Directions for this task: Within the data that follows, how many lines carry the string "Dataset"? Give the number alone.

Raw data:
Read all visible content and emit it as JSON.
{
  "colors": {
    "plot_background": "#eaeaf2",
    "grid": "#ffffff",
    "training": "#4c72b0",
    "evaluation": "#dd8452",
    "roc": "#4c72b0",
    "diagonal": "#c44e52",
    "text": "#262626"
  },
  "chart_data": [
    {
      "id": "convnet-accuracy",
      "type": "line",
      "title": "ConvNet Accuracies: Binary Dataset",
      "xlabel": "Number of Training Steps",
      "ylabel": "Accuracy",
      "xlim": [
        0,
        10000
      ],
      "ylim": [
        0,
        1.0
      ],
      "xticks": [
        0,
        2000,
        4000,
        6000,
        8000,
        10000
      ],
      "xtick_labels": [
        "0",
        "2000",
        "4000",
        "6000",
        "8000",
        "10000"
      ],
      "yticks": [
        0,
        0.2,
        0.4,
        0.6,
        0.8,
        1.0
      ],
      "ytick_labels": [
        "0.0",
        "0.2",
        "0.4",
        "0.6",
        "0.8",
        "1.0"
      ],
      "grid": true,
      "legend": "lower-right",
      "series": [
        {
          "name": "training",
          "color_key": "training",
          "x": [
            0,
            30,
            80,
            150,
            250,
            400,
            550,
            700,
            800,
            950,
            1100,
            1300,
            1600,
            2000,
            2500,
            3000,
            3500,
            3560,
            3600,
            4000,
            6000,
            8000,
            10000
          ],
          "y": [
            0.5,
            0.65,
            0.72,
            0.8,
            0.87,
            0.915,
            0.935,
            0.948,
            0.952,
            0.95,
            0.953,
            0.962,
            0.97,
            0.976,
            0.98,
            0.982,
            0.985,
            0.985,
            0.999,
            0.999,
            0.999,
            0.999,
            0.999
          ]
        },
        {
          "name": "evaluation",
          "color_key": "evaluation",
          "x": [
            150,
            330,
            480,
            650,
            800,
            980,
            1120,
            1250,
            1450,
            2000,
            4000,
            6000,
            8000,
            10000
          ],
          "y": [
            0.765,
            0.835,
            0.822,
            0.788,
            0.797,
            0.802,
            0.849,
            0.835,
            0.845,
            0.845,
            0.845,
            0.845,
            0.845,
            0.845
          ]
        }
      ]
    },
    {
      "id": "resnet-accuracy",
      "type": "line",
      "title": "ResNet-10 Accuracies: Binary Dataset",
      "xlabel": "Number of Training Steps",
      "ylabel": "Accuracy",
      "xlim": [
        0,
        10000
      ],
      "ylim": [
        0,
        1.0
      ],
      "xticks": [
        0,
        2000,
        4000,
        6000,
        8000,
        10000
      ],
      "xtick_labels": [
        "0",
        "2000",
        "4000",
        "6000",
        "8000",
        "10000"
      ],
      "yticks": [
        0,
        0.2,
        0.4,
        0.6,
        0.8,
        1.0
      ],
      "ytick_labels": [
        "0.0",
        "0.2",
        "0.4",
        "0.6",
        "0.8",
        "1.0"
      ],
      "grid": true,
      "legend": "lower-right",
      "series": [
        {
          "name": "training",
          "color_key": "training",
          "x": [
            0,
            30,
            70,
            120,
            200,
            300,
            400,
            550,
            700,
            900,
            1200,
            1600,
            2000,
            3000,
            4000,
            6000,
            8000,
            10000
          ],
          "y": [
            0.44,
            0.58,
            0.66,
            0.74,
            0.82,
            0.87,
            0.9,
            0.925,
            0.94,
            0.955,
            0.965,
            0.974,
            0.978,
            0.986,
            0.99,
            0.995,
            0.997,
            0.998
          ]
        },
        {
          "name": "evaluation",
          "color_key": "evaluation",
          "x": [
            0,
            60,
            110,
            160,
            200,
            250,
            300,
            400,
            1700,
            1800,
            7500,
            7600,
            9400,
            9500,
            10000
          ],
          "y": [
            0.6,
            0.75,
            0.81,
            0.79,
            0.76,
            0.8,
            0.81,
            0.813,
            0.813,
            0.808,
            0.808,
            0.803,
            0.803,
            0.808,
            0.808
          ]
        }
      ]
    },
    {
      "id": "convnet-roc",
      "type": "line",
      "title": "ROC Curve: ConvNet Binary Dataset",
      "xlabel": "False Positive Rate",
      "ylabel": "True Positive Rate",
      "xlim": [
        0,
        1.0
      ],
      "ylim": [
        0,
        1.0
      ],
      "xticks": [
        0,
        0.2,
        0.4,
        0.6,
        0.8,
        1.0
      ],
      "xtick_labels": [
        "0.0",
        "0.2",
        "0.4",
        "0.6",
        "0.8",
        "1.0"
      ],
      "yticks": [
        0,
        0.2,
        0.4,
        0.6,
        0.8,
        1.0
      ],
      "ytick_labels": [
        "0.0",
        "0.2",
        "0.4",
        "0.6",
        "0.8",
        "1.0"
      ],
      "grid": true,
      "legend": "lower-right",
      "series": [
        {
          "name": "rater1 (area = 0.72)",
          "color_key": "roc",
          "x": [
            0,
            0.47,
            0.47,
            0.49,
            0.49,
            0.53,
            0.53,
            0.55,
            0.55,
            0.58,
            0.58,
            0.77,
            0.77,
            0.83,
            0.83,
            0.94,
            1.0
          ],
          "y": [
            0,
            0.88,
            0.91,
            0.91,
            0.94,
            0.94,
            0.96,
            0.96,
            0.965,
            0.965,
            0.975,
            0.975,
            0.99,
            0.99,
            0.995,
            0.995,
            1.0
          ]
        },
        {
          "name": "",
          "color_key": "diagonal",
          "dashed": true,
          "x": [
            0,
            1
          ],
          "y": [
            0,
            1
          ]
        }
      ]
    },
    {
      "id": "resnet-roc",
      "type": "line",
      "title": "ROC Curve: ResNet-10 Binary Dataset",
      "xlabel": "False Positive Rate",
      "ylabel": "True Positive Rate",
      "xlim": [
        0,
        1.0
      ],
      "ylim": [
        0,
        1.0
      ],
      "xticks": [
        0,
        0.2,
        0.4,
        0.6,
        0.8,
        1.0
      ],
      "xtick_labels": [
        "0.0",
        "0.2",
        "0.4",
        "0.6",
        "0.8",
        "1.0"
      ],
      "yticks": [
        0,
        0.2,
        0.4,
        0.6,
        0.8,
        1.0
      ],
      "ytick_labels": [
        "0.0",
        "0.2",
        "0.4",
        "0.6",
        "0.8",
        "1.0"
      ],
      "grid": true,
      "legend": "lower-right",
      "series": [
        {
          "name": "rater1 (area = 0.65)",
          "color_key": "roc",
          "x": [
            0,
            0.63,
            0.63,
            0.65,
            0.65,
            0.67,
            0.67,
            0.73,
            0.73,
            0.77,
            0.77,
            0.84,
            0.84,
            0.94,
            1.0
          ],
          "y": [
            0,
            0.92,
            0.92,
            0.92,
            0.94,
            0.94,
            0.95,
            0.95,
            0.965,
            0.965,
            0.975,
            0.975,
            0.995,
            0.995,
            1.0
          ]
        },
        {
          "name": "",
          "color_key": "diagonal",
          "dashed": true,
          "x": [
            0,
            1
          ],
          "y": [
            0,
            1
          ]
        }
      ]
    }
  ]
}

Right answer: 4